> _STATED PROBLEM_
Reproduce the records below in full and without edits, omitting images.

> _DATA SHOWN_
+ + + + +

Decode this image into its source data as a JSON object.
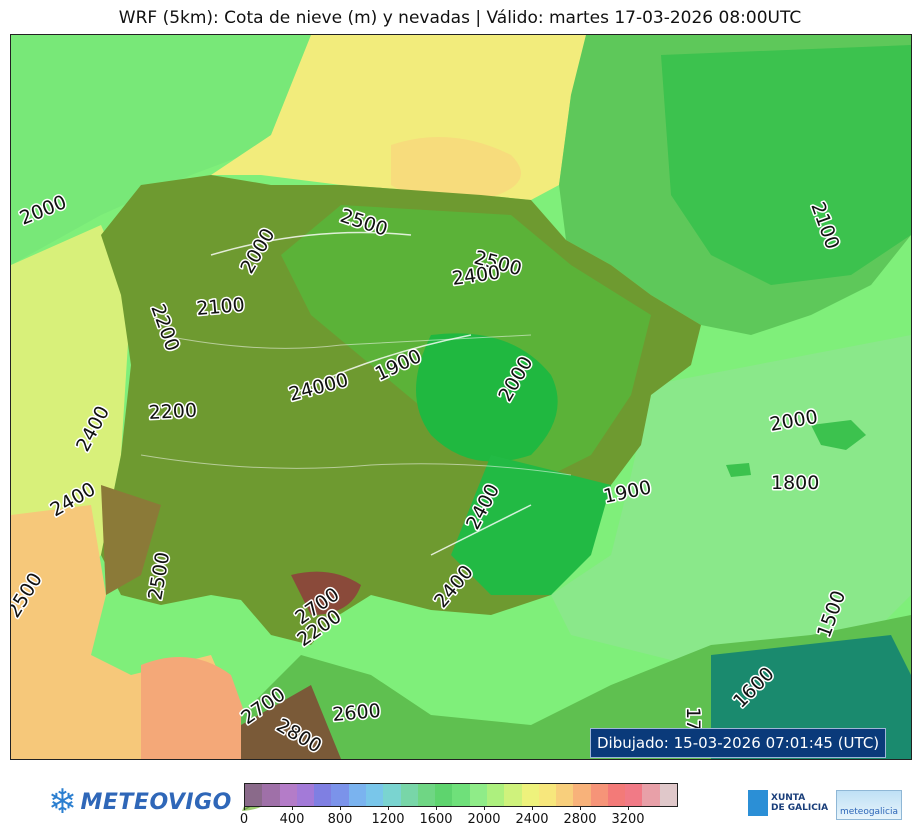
{
  "title": "WRF (5km): Cota de nieve (m) y nevadas | Válido: martes 17-03-2026 08:00UTC",
  "timestamp": "Dibujado: 15-03-2026 07:01:45 (UTC)",
  "contour_labels": [
    "2000",
    "2500",
    "2000",
    "2500",
    "2400",
    "2100",
    "2100",
    "2200",
    "24000",
    "1900",
    "2000",
    "2200",
    "2400",
    "2000",
    "1800",
    "2400",
    "1900",
    "2400",
    "2500",
    "2500",
    "2700",
    "2200",
    "2400",
    "1500",
    "1600",
    "2700",
    "2800",
    "2600",
    "17"
  ],
  "colorbar": {
    "colors": [
      "#8a6a8a",
      "#9f70a8",
      "#b47cc8",
      "#a37ad8",
      "#7f7fe2",
      "#7b93ea",
      "#7ab3ef",
      "#79c6ea",
      "#7ad4d0",
      "#78d6a8",
      "#6fd684",
      "#5ed46e",
      "#6fe07a",
      "#8fec88",
      "#adf07e",
      "#cff27c",
      "#eef27c",
      "#f7e77c",
      "#f8cf7c",
      "#f8b27a",
      "#f69478",
      "#f37a78",
      "#f17a86",
      "#e8a0a8",
      "#e0c8ca"
    ],
    "ticks": [
      "0",
      "400",
      "800",
      "1200",
      "1600",
      "2000",
      "2400",
      "2800",
      "3200"
    ]
  },
  "logos": {
    "meteovigo": "METEOVIGO",
    "xunta_line1": "XUNTA",
    "xunta_line2": "DE GALICIA",
    "meteogalicia": "meteogalicia"
  }
}
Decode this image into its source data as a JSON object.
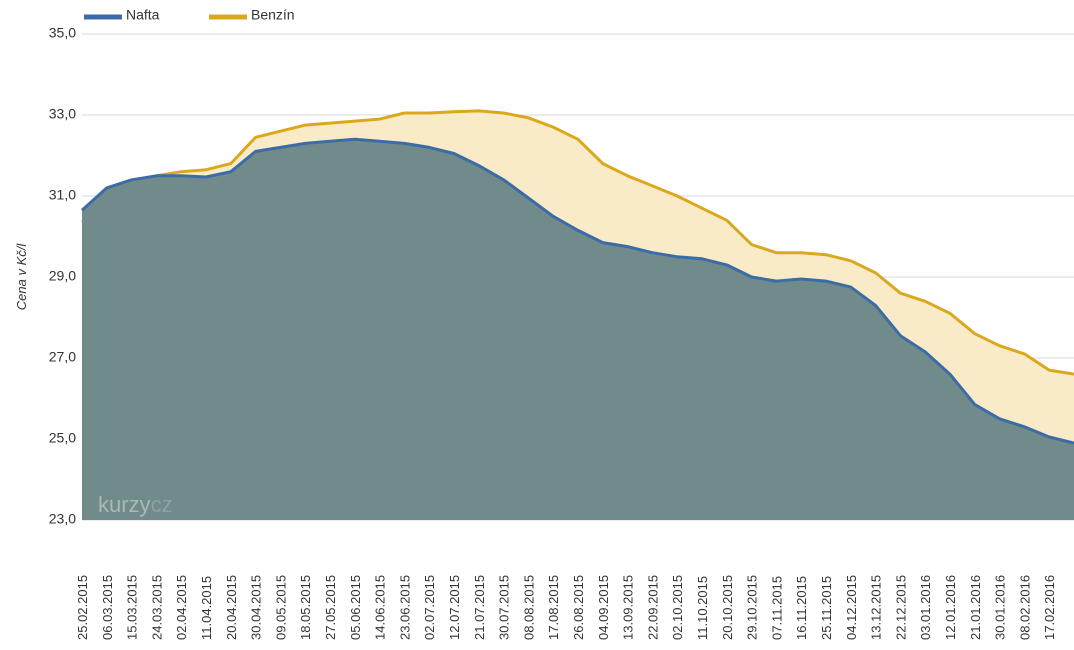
{
  "chart_data": {
    "type": "area",
    "y_axis_label": "Cena v Kč/l",
    "watermark": [
      "kurzy",
      "cz"
    ],
    "categories": [
      "25.02.2015",
      "06.03.2015",
      "15.03.2015",
      "24.03.2015",
      "02.04.2015",
      "11.04.2015",
      "20.04.2015",
      "30.04.2015",
      "09.05.2015",
      "18.05.2015",
      "27.05.2015",
      "05.06.2015",
      "14.06.2015",
      "23.06.2015",
      "02.07.2015",
      "12.07.2015",
      "21.07.2015",
      "30.07.2015",
      "08.08.2015",
      "17.08.2015",
      "26.08.2015",
      "04.09.2015",
      "13.09.2015",
      "22.09.2015",
      "02.10.2015",
      "11.10.2015",
      "20.10.2015",
      "29.10.2015",
      "07.11.2015",
      "16.11.2015",
      "25.11.2015",
      "04.12.2015",
      "13.12.2015",
      "22.12.2015",
      "03.01.2016",
      "12.01.2016",
      "21.01.2016",
      "30.01.2016",
      "08.02.2016",
      "17.02.2016",
      null
    ],
    "series": [
      {
        "name": "Benzín",
        "color": "#dba81c",
        "fill_color": "#f9ebc8",
        "values": [
          30.35,
          30.9,
          31.3,
          31.5,
          31.6,
          31.65,
          31.8,
          32.45,
          32.6,
          32.75,
          32.8,
          32.85,
          32.9,
          33.05,
          33.05,
          33.08,
          33.1,
          33.05,
          32.93,
          32.7,
          32.4,
          31.8,
          31.5,
          31.25,
          31.0,
          30.7,
          30.4,
          29.8,
          29.6,
          29.6,
          29.55,
          29.4,
          29.1,
          28.6,
          28.4,
          28.1,
          27.6,
          27.3,
          27.1,
          26.7,
          26.6
        ]
      },
      {
        "name": "Nafta",
        "color": "#3c6ca8",
        "fill_color": "#718a8a",
        "values": [
          30.65,
          31.2,
          31.4,
          31.5,
          31.5,
          31.47,
          31.6,
          32.1,
          32.2,
          32.3,
          32.35,
          32.4,
          32.35,
          32.3,
          32.2,
          32.05,
          31.75,
          31.4,
          30.95,
          30.5,
          30.15,
          29.85,
          29.75,
          29.6,
          29.5,
          29.45,
          29.3,
          29.0,
          28.9,
          28.95,
          28.9,
          28.75,
          28.3,
          27.55,
          27.15,
          26.6,
          25.85,
          25.5,
          25.3,
          25.05,
          24.9
        ]
      }
    ],
    "legend_order": [
      1,
      0
    ],
    "ylim": [
      23,
      35
    ],
    "yticks": [
      {
        "value": 23,
        "label": "23,0"
      },
      {
        "value": 25,
        "label": "25,0"
      },
      {
        "value": 27,
        "label": "27,0"
      },
      {
        "value": 29,
        "label": "29,0"
      },
      {
        "value": 31,
        "label": "31,0"
      },
      {
        "value": 33,
        "label": "33,0"
      },
      {
        "value": 35,
        "label": "35,0"
      }
    ],
    "grid": true
  }
}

+ + + + +

> _THE ANSWER_
Decode this image into its source data as a JSON object.
{
  "title": "WRF (5km): Cota de nieve (m) y nevadas | Válido: martes 17-03-2026 08:00UTC",
  "timestamp": "Dibujado: 15-03-2026 07:01:45 (UTC)",
  "contour_labels": [
    "2000",
    "2500",
    "2000",
    "2500",
    "2400",
    "2100",
    "2100",
    "2200",
    "24000",
    "1900",
    "2000",
    "2200",
    "2400",
    "2000",
    "1800",
    "2400",
    "1900",
    "2400",
    "2500",
    "2500",
    "2700",
    "2200",
    "2400",
    "1500",
    "1600",
    "2700",
    "2800",
    "2600",
    "17"
  ],
  "colorbar": {
    "colors": [
      "#8a6a8a",
      "#9f70a8",
      "#b47cc8",
      "#a37ad8",
      "#7f7fe2",
      "#7b93ea",
      "#7ab3ef",
      "#79c6ea",
      "#7ad4d0",
      "#78d6a8",
      "#6fd684",
      "#5ed46e",
      "#6fe07a",
      "#8fec88",
      "#adf07e",
      "#cff27c",
      "#eef27c",
      "#f7e77c",
      "#f8cf7c",
      "#f8b27a",
      "#f69478",
      "#f37a78",
      "#f17a86",
      "#e8a0a8",
      "#e0c8ca"
    ],
    "ticks": [
      "0",
      "400",
      "800",
      "1200",
      "1600",
      "2000",
      "2400",
      "2800",
      "3200"
    ]
  },
  "logos": {
    "meteovigo": "METEOVIGO",
    "xunta_line1": "XUNTA",
    "xunta_line2": "DE GALICIA",
    "meteogalicia": "meteogalicia"
  }
}
Decode this image into its source data as a JSON object.
{
  "chart_data": {
    "type": "area",
    "y_axis_label": "Cena v Kč/l",
    "watermark": [
      "kurzy",
      "cz"
    ],
    "categories": [
      "25.02.2015",
      "06.03.2015",
      "15.03.2015",
      "24.03.2015",
      "02.04.2015",
      "11.04.2015",
      "20.04.2015",
      "30.04.2015",
      "09.05.2015",
      "18.05.2015",
      "27.05.2015",
      "05.06.2015",
      "14.06.2015",
      "23.06.2015",
      "02.07.2015",
      "12.07.2015",
      "21.07.2015",
      "30.07.2015",
      "08.08.2015",
      "17.08.2015",
      "26.08.2015",
      "04.09.2015",
      "13.09.2015",
      "22.09.2015",
      "02.10.2015",
      "11.10.2015",
      "20.10.2015",
      "29.10.2015",
      "07.11.2015",
      "16.11.2015",
      "25.11.2015",
      "04.12.2015",
      "13.12.2015",
      "22.12.2015",
      "03.01.2016",
      "12.01.2016",
      "21.01.2016",
      "30.01.2016",
      "08.02.2016",
      "17.02.2016",
      null
    ],
    "series": [
      {
        "name": "Benzín",
        "color": "#dba81c",
        "fill_color": "#f9ebc8",
        "values": [
          30.35,
          30.9,
          31.3,
          31.5,
          31.6,
          31.65,
          31.8,
          32.45,
          32.6,
          32.75,
          32.8,
          32.85,
          32.9,
          33.05,
          33.05,
          33.08,
          33.1,
          33.05,
          32.93,
          32.7,
          32.4,
          31.8,
          31.5,
          31.25,
          31.0,
          30.7,
          30.4,
          29.8,
          29.6,
          29.6,
          29.55,
          29.4,
          29.1,
          28.6,
          28.4,
          28.1,
          27.6,
          27.3,
          27.1,
          26.7,
          26.6
        ]
      },
      {
        "name": "Nafta",
        "color": "#3c6ca8",
        "fill_color": "#718a8a",
        "values": [
          30.65,
          31.2,
          31.4,
          31.5,
          31.5,
          31.47,
          31.6,
          32.1,
          32.2,
          32.3,
          32.35,
          32.4,
          32.35,
          32.3,
          32.2,
          32.05,
          31.75,
          31.4,
          30.95,
          30.5,
          30.15,
          29.85,
          29.75,
          29.6,
          29.5,
          29.45,
          29.3,
          29.0,
          28.9,
          28.95,
          28.9,
          28.75,
          28.3,
          27.55,
          27.15,
          26.6,
          25.85,
          25.5,
          25.3,
          25.05,
          24.9
        ]
      }
    ],
    "legend_order": [
      1,
      0
    ],
    "ylim": [
      23,
      35
    ],
    "yticks": [
      {
        "value": 23,
        "label": "23,0"
      },
      {
        "value": 25,
        "label": "25,0"
      },
      {
        "value": 27,
        "label": "27,0"
      },
      {
        "value": 29,
        "label": "29,0"
      },
      {
        "value": 31,
        "label": "31,0"
      },
      {
        "value": 33,
        "label": "33,0"
      },
      {
        "value": 35,
        "label": "35,0"
      }
    ],
    "grid": true
  }
}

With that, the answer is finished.